◆ **Request**:
Reproduce the data that follows in its entirety, character for character.

◆ **Provided material**:

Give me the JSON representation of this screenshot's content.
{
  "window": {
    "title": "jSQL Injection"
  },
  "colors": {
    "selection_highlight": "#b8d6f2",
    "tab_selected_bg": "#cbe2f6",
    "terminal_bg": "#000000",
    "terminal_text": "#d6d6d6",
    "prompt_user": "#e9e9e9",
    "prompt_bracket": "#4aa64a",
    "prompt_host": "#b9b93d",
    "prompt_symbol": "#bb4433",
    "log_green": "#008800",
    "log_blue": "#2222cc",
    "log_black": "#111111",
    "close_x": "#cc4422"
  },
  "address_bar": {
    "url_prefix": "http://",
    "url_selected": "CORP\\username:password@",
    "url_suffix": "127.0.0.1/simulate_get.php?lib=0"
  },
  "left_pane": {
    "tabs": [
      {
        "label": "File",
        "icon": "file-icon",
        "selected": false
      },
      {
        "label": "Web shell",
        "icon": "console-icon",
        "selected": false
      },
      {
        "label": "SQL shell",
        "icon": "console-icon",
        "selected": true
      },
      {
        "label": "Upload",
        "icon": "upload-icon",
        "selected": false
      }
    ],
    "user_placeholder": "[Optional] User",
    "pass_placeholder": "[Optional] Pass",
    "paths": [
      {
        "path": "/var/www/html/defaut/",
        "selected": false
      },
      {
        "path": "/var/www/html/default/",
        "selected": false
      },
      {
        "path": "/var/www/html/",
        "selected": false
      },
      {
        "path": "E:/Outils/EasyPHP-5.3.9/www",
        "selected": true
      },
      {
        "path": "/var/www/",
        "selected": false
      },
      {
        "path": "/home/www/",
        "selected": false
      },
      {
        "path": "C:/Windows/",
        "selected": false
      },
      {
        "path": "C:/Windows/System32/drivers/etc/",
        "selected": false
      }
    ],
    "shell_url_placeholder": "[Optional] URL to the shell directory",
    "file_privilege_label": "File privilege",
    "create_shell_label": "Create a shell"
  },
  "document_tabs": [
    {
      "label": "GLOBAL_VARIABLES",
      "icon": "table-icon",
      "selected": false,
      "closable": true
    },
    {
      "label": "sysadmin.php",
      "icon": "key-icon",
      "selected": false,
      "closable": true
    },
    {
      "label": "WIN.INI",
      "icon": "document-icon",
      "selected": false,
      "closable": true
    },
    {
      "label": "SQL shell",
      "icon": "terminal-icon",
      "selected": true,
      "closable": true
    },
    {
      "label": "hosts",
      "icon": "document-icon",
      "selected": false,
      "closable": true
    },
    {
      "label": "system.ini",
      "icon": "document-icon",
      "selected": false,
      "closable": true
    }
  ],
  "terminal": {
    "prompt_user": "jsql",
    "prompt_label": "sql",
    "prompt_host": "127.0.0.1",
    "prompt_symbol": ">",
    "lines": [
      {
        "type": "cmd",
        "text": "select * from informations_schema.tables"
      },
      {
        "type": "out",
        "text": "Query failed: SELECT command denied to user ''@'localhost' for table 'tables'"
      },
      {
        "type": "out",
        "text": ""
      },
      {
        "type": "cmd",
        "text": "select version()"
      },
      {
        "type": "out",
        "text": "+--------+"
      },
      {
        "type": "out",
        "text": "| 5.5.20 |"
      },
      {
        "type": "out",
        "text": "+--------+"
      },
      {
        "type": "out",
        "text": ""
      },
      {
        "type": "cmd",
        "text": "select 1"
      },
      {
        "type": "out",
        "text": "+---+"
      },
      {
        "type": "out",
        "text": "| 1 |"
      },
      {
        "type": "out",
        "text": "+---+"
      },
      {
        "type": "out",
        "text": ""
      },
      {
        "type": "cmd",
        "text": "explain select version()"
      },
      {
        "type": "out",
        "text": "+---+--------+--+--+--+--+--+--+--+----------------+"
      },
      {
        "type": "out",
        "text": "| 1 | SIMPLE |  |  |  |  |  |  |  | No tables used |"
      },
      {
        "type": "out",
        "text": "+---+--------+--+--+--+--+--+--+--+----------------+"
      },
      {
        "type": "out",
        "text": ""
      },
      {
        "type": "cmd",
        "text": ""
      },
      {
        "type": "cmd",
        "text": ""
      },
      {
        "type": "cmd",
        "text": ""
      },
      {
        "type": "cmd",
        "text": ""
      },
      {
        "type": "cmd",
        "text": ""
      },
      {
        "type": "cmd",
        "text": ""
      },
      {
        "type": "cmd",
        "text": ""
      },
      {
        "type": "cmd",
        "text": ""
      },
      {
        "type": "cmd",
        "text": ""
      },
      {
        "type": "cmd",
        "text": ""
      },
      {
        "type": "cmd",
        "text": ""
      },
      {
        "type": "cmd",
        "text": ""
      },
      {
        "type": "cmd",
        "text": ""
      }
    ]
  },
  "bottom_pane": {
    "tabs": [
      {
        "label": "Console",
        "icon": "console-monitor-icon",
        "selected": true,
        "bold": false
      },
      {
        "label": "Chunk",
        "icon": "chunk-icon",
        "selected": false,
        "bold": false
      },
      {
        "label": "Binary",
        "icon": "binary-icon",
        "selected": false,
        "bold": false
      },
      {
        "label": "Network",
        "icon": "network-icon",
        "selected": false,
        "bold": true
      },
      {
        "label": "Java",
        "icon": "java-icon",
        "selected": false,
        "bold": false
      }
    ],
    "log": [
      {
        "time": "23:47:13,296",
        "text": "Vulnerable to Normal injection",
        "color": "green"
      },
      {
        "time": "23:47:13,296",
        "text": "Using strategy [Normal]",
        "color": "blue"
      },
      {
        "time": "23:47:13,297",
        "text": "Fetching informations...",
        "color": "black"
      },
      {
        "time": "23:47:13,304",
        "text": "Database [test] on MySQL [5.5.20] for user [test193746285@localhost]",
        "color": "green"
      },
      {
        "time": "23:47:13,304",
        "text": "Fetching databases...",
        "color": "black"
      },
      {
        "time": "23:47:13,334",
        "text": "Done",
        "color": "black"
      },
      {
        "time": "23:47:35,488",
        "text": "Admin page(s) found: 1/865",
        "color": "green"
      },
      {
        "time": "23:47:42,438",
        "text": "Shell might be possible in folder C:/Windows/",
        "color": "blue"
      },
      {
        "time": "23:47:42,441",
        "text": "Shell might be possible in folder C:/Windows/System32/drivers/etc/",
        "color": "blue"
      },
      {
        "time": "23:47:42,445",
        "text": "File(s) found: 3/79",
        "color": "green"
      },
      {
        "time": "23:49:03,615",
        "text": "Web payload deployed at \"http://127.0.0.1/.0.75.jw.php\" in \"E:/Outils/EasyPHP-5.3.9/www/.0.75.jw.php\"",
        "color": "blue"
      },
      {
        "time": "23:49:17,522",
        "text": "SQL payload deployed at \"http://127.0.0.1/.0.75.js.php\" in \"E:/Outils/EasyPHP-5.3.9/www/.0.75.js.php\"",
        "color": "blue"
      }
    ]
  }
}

◆ **Solved problem**:
Give me the JSON representation of this screenshot's content.
{
  "window": {
    "title": "jSQL Injection"
  },
  "colors": {
    "selection_highlight": "#b8d6f2",
    "tab_selected_bg": "#cbe2f6",
    "terminal_bg": "#000000",
    "terminal_text": "#d6d6d6",
    "prompt_user": "#e9e9e9",
    "prompt_bracket": "#4aa64a",
    "prompt_host": "#b9b93d",
    "prompt_symbol": "#bb4433",
    "log_green": "#008800",
    "log_blue": "#2222cc",
    "log_black": "#111111",
    "close_x": "#cc4422"
  },
  "address_bar": {
    "url_prefix": "http://",
    "url_selected": "CORP\\username:password@",
    "url_suffix": "127.0.0.1/simulate_get.php?lib=0"
  },
  "left_pane": {
    "tabs": [
      {
        "label": "File",
        "icon": "file-icon",
        "selected": false
      },
      {
        "label": "Web shell",
        "icon": "console-icon",
        "selected": false
      },
      {
        "label": "SQL shell",
        "icon": "console-icon",
        "selected": true
      },
      {
        "label": "Upload",
        "icon": "upload-icon",
        "selected": false
      }
    ],
    "user_placeholder": "[Optional] User",
    "pass_placeholder": "[Optional] Pass",
    "paths": [
      {
        "path": "/var/www/html/defaut/",
        "selected": false
      },
      {
        "path": "/var/www/html/default/",
        "selected": false
      },
      {
        "path": "/var/www/html/",
        "selected": false
      },
      {
        "path": "E:/Outils/EasyPHP-5.3.9/www",
        "selected": true
      },
      {
        "path": "/var/www/",
        "selected": false
      },
      {
        "path": "/home/www/",
        "selected": false
      },
      {
        "path": "C:/Windows/",
        "selected": false
      },
      {
        "path": "C:/Windows/System32/drivers/etc/",
        "selected": false
      }
    ],
    "shell_url_placeholder": "[Optional] URL to the shell directory",
    "file_privilege_label": "File privilege",
    "create_shell_label": "Create a shell"
  },
  "document_tabs": [
    {
      "label": "GLOBAL_VARIABLES",
      "icon": "table-icon",
      "selected": false,
      "closable": true
    },
    {
      "label": "sysadmin.php",
      "icon": "key-icon",
      "selected": false,
      "closable": true
    },
    {
      "label": "WIN.INI",
      "icon": "document-icon",
      "selected": false,
      "closable": true
    },
    {
      "label": "SQL shell",
      "icon": "terminal-icon",
      "selected": true,
      "closable": true
    },
    {
      "label": "hosts",
      "icon": "document-icon",
      "selected": false,
      "closable": true
    },
    {
      "label": "system.ini",
      "icon": "document-icon",
      "selected": false,
      "closable": true
    }
  ],
  "terminal": {
    "prompt_user": "jsql",
    "prompt_label": "sql",
    "prompt_host": "127.0.0.1",
    "prompt_symbol": ">",
    "lines": [
      {
        "type": "cmd",
        "text": "select * from informations_schema.tables"
      },
      {
        "type": "out",
        "text": "Query failed: SELECT command denied to user ''@'localhost' for table 'tables'"
      },
      {
        "type": "out",
        "text": ""
      },
      {
        "type": "cmd",
        "text": "select version()"
      },
      {
        "type": "out",
        "text": "+--------+"
      },
      {
        "type": "out",
        "text": "| 5.5.20 |"
      },
      {
        "type": "out",
        "text": "+--------+"
      },
      {
        "type": "out",
        "text": ""
      },
      {
        "type": "cmd",
        "text": "select 1"
      },
      {
        "type": "out",
        "text": "+---+"
      },
      {
        "type": "out",
        "text": "| 1 |"
      },
      {
        "type": "out",
        "text": "+---+"
      },
      {
        "type": "out",
        "text": ""
      },
      {
        "type": "cmd",
        "text": "explain select version()"
      },
      {
        "type": "out",
        "text": "+---+--------+--+--+--+--+--+--+--+----------------+"
      },
      {
        "type": "out",
        "text": "| 1 | SIMPLE |  |  |  |  |  |  |  | No tables used |"
      },
      {
        "type": "out",
        "text": "+---+--------+--+--+--+--+--+--+--+----------------+"
      },
      {
        "type": "out",
        "text": ""
      },
      {
        "type": "cmd",
        "text": ""
      },
      {
        "type": "cmd",
        "text": ""
      },
      {
        "type": "cmd",
        "text": ""
      },
      {
        "type": "cmd",
        "text": ""
      },
      {
        "type": "cmd",
        "text": ""
      },
      {
        "type": "cmd",
        "text": ""
      },
      {
        "type": "cmd",
        "text": ""
      },
      {
        "type": "cmd",
        "text": ""
      },
      {
        "type": "cmd",
        "text": ""
      },
      {
        "type": "cmd",
        "text": ""
      },
      {
        "type": "cmd",
        "text": ""
      },
      {
        "type": "cmd",
        "text": ""
      },
      {
        "type": "cmd",
        "text": ""
      }
    ]
  },
  "bottom_pane": {
    "tabs": [
      {
        "label": "Console",
        "icon": "console-monitor-icon",
        "selected": true,
        "bold": false
      },
      {
        "label": "Chunk",
        "icon": "chunk-icon",
        "selected": false,
        "bold": false
      },
      {
        "label": "Binary",
        "icon": "binary-icon",
        "selected": false,
        "bold": false
      },
      {
        "label": "Network",
        "icon": "network-icon",
        "selected": false,
        "bold": true
      },
      {
        "label": "Java",
        "icon": "java-icon",
        "selected": false,
        "bold": false
      }
    ],
    "log": [
      {
        "time": "23:47:13,296",
        "text": "Vulnerable to Normal injection",
        "color": "green"
      },
      {
        "time": "23:47:13,296",
        "text": "Using strategy [Normal]",
        "color": "blue"
      },
      {
        "time": "23:47:13,297",
        "text": "Fetching informations...",
        "color": "black"
      },
      {
        "time": "23:47:13,304",
        "text": "Database [test] on MySQL [5.5.20] for user [test193746285@localhost]",
        "color": "green"
      },
      {
        "time": "23:47:13,304",
        "text": "Fetching databases...",
        "color": "black"
      },
      {
        "time": "23:47:13,334",
        "text": "Done",
        "color": "black"
      },
      {
        "time": "23:47:35,488",
        "text": "Admin page(s) found: 1/865",
        "color": "green"
      },
      {
        "time": "23:47:42,438",
        "text": "Shell might be possible in folder C:/Windows/",
        "color": "blue"
      },
      {
        "time": "23:47:42,441",
        "text": "Shell might be possible in folder C:/Windows/System32/drivers/etc/",
        "color": "blue"
      },
      {
        "time": "23:47:42,445",
        "text": "File(s) found: 3/79",
        "color": "green"
      },
      {
        "time": "23:49:03,615",
        "text": "Web payload deployed at \"http://127.0.0.1/.0.75.jw.php\" in \"E:/Outils/EasyPHP-5.3.9/www/.0.75.jw.php\"",
        "color": "blue"
      },
      {
        "time": "23:49:17,522",
        "text": "SQL payload deployed at \"http://127.0.0.1/.0.75.js.php\" in \"E:/Outils/EasyPHP-5.3.9/www/.0.75.js.php\"",
        "color": "blue"
      }
    ]
  }
}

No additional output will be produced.